## Document section
..........
Wednesday, November 23, 2011

Unnatural BGP

Last week Martin Casado published some thoughts about using OpenFlow and Software Defined Networking for simple forwarding. That is, does SDN help in distributing shortest path routes for IP prefixes? BGP/OSPF/IS-IS/etc are pretty good for this, with the added benefit of being fully distributed and thoroughly debugged.

The full article is worth a read. The summary (which Martin himself supplied) is "I find it very difficult to argue that SDN has value when it comes to providing simple connectivity." Existing routing protocols are quite good at distributing shortest path prefix routes, the real value of SDN is in handling more complex behaviors.

To expand on this a bit, there have been various efforts over the years to tailor forwarding behavior using more esoteric cost functions. The monetary cost of using a link is a common one to optimize for, as it provides justification for spending on a development effort and also because the business arrangements driving the pricing tend not to distill down to simple weights on a link. Providers may want to keep their customer traffic off of competing networks who are in a position to steal the customer. Transit fees may kick in if a peer delivers significantly more traffic than it receives, providing an incentive to preferentially send traffic through a peer in order to keep the business arrangement equitable. Many of these examples are covered in slides from a course by Jennifer Rexford, who spent several years working on such topics at AT&T Research.

BGP peering between routers at low weight, from each router to controller at high weightUntil quite recently these systems had to be constructed using a standard routing protocol, because that is what the routers would support. BGP is a reasonable choice for this because its interoperability between modern implementations is excellent. The optimization system would peer with the routers, periodically recompute the desired behavior, and export those choices as the best route to destinations. To avoid having the Optimizer be a single point of failure able to bring down the entire network, the routers would retain peering connections with each other at a low weight as a fallback. The fallback routes would never be used so long as the Optimizer routes are present.
..........
## Goal of the exercise
Turn the paragraph in the post that begins "To expand on this a bit" into a short bulleted list that keeps its main facts. Work from the post above and nothing else.

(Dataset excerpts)
..........
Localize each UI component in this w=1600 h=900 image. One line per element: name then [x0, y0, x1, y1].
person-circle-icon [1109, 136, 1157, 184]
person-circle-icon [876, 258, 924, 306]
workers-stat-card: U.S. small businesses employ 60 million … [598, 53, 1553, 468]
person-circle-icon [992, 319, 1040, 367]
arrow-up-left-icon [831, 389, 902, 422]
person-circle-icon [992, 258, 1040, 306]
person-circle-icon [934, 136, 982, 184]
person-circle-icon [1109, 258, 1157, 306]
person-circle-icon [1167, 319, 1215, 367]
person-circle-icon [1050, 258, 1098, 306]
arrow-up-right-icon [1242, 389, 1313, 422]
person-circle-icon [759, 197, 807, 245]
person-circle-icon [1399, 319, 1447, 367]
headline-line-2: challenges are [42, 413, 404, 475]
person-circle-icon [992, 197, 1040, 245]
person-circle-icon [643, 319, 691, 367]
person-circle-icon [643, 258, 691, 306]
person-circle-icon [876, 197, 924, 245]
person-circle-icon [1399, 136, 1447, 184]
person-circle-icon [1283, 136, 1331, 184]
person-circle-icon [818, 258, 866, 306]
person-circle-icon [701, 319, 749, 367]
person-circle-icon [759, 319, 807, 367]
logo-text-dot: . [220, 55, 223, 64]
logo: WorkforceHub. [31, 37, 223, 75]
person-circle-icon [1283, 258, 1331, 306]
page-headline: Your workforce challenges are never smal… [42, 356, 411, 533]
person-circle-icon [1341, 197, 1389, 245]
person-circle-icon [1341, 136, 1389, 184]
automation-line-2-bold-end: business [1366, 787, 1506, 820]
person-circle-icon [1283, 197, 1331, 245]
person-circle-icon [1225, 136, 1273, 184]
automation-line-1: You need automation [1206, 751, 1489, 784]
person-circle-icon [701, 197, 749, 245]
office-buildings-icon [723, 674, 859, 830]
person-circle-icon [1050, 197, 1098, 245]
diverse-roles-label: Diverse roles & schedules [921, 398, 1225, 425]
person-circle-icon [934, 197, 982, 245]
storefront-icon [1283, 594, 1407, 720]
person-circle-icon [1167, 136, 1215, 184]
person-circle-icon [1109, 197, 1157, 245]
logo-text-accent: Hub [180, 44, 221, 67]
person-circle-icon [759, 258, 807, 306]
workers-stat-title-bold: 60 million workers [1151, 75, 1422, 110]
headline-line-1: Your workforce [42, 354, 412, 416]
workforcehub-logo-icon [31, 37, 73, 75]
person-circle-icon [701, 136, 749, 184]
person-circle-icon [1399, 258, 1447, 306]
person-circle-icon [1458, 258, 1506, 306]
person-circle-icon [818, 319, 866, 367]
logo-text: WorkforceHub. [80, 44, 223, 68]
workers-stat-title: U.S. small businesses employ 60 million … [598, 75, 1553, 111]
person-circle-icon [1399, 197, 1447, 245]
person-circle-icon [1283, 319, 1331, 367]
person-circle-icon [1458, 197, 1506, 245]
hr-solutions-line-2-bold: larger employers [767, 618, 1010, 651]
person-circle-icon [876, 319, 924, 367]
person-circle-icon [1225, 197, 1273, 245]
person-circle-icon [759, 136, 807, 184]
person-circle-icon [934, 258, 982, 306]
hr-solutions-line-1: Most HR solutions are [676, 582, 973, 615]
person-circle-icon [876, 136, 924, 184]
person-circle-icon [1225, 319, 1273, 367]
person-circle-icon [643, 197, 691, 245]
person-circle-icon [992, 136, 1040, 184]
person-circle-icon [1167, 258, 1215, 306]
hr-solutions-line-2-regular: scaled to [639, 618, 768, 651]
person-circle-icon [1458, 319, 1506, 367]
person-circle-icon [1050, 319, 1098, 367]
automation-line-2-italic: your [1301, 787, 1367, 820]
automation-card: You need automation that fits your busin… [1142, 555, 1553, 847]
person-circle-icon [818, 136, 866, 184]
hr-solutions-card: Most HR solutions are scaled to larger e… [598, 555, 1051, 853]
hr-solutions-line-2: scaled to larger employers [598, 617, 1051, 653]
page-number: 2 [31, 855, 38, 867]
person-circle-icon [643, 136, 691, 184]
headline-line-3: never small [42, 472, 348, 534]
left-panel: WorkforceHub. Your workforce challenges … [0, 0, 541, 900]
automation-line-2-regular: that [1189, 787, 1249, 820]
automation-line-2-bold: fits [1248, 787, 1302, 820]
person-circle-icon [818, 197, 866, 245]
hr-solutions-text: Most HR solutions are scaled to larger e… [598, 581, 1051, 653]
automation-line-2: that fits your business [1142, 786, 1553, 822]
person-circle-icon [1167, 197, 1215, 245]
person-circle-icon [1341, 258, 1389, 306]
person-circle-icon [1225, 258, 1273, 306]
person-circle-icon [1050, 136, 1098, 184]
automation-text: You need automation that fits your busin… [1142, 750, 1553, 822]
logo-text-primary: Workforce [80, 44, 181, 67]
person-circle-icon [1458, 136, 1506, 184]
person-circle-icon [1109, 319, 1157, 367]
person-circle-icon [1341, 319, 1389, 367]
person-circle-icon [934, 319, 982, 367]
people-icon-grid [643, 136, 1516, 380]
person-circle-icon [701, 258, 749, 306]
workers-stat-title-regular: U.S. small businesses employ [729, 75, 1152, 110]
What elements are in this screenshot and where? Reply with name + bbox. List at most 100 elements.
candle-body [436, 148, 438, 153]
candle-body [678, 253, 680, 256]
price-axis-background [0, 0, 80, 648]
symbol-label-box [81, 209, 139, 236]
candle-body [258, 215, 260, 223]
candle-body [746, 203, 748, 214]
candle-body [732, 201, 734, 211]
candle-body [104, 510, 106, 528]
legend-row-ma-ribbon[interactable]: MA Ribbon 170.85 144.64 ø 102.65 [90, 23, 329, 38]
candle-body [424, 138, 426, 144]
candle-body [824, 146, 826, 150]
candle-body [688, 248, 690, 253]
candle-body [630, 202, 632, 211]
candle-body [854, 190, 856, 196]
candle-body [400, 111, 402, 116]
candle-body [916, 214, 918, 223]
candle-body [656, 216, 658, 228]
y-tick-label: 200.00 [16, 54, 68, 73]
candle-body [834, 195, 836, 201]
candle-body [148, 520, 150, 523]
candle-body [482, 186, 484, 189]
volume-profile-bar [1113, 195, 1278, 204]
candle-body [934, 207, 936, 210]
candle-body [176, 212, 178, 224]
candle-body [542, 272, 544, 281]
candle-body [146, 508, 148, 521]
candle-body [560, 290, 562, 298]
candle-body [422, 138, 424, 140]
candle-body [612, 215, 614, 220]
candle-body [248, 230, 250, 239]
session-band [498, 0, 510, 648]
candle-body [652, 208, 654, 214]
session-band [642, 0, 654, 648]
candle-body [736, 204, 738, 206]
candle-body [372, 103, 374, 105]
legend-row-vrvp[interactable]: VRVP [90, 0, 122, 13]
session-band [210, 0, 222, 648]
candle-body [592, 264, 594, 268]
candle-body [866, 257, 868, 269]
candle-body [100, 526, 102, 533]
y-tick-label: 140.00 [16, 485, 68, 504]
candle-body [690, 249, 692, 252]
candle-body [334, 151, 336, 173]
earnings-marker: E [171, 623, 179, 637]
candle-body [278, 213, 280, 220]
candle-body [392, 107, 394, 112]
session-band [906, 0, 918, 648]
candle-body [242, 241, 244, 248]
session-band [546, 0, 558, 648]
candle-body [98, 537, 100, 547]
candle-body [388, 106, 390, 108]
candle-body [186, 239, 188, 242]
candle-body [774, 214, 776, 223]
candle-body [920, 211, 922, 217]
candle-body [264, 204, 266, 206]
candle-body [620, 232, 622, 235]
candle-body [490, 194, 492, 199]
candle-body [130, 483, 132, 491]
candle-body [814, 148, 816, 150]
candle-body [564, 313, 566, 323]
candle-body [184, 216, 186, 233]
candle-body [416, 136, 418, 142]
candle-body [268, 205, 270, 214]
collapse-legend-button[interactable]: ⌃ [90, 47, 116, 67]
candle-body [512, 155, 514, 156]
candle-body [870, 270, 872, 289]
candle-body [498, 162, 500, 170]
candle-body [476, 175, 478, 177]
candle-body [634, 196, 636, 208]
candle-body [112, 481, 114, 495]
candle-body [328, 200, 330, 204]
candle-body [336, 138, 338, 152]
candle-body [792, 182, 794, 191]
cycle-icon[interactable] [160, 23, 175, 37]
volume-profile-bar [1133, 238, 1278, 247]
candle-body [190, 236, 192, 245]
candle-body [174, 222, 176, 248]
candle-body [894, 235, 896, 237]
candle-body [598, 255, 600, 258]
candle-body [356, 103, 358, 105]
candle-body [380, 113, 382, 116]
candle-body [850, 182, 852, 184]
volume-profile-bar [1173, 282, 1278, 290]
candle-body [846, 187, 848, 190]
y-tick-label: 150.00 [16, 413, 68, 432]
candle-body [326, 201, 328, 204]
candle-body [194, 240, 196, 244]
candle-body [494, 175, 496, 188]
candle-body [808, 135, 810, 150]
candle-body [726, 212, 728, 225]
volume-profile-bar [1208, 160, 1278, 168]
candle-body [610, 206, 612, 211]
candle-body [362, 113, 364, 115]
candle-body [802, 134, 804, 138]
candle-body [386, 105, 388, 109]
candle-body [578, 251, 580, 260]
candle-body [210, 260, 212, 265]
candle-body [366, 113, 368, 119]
..........
## Solution to the problem
- Various efforts over the years have tried to tailor forwarding behavior using more esoteric cost functions.
- The monetary cost of using a link is a common thing to optimize. It justifies spending on development, and the business arrangements behind pricing don't reduce to simple link weights.
- Providers may want to keep customer traffic off competing networks that are in a position to steal the customer.
- Transit fees may kick in if a peer delivers significantly more traffic than it receives. This gives an incentive to preferentially send traffic through that peer to keep the arrangement equitable.
- Many of these examples are covered in slides from a course by Jennifer Rexford, who spent several years working on such topics at AT&T Research.